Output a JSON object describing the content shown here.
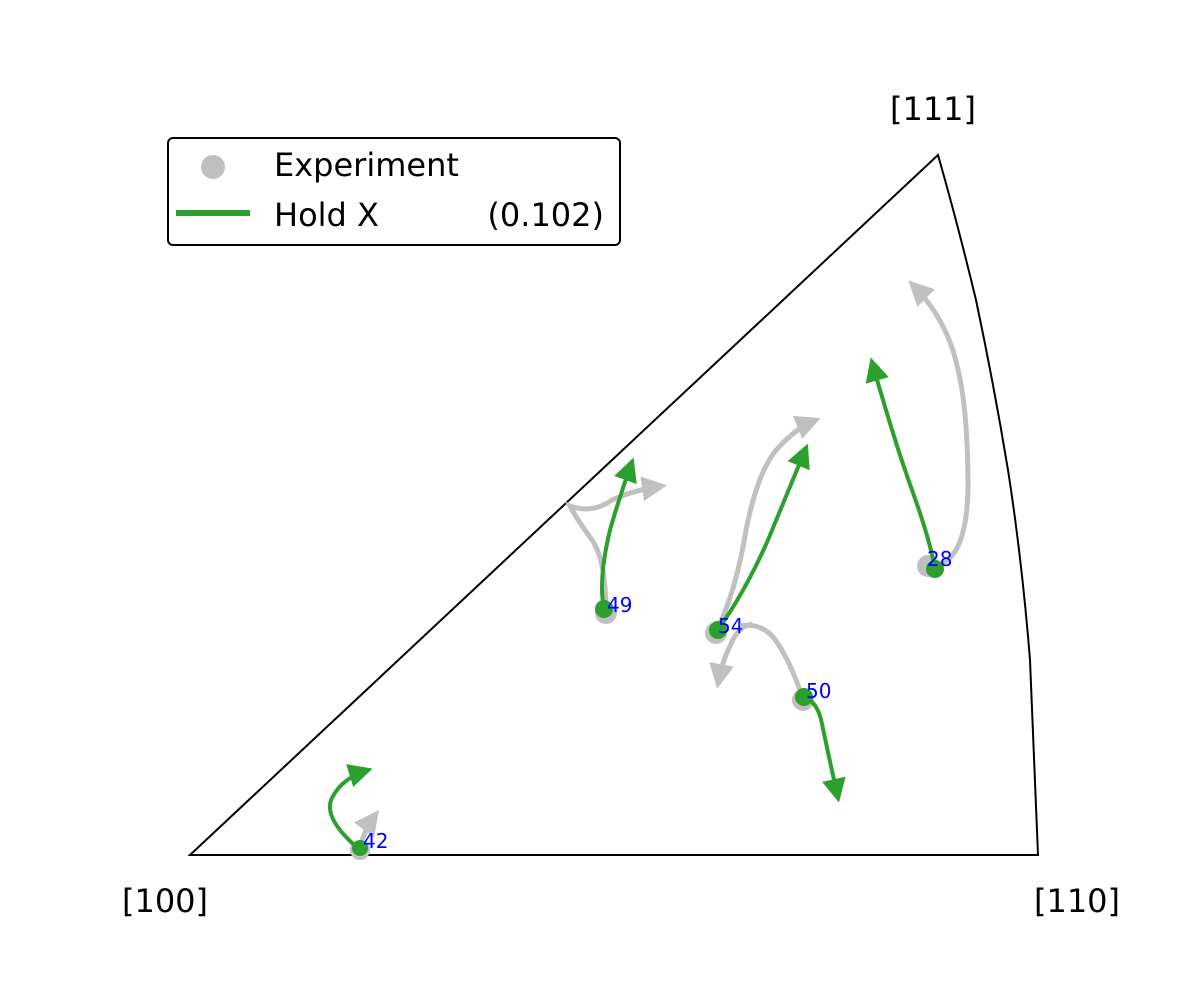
{
  "corners": {
    "origin": "[100]",
    "right": "[110]",
    "top": "[111]"
  },
  "legend": {
    "experiment_label": "Experiment",
    "model_label": "Hold X",
    "model_value": "(0.102)"
  },
  "colors": {
    "experiment": "#c0c0c0",
    "model": "#2ca02c",
    "grain_label": "#0000ff",
    "outline": "#000000"
  },
  "grains": [
    {
      "id": "42"
    },
    {
      "id": "49"
    },
    {
      "id": "54"
    },
    {
      "id": "50"
    },
    {
      "id": "28"
    }
  ]
}
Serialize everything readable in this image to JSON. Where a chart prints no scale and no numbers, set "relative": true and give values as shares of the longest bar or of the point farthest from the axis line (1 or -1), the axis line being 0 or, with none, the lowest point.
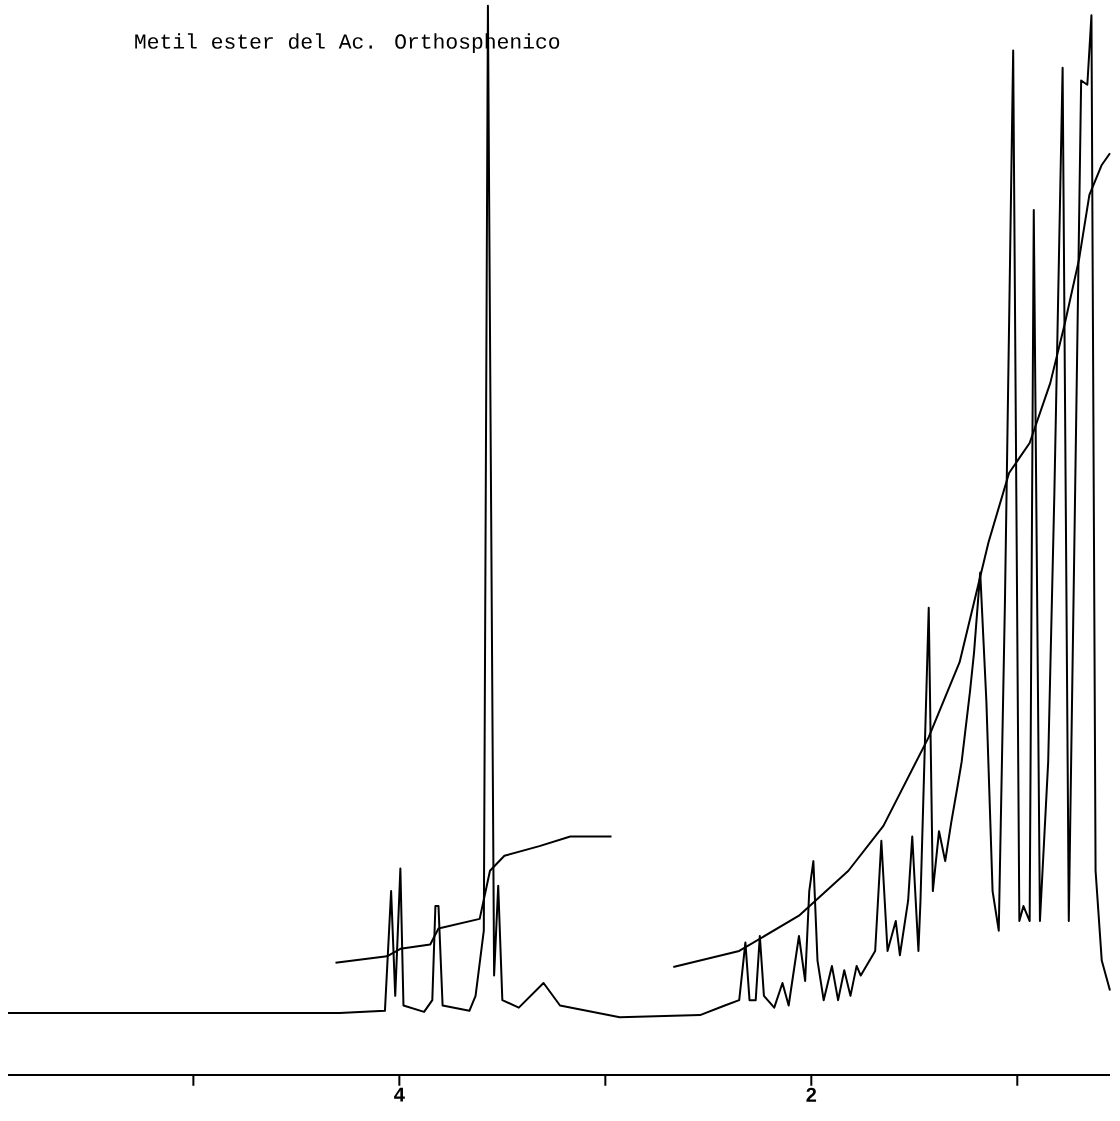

◇ ◇ ◇ ◇ ◇ ◇ ◇

YOUR GOAL: Write out again every line above exactly as given; the pictures do not belong in the copy.

CORRECT OUTPUT:
Output a JSON object describing the content shown here.
{
  "corners": {
    "origin": "[100]",
    "right": "[110]",
    "top": "[111]"
  },
  "legend": {
    "experiment_label": "Experiment",
    "model_label": "Hold X",
    "model_value": "(0.102)"
  },
  "colors": {
    "experiment": "#c0c0c0",
    "model": "#2ca02c",
    "grain_label": "#0000ff",
    "outline": "#000000"
  },
  "grains": [
    {
      "id": "42"
    },
    {
      "id": "49"
    },
    {
      "id": "54"
    },
    {
      "id": "50"
    },
    {
      "id": "28"
    }
  ]
}
Serialize everything readable in this image to JSON. Where a chart prints no scale and no numbers, set "relative": true and give values as shares of the longest bar or of the point farthest from the axis line (1 or -1), the axis line being 0 or, with none, the lowest point.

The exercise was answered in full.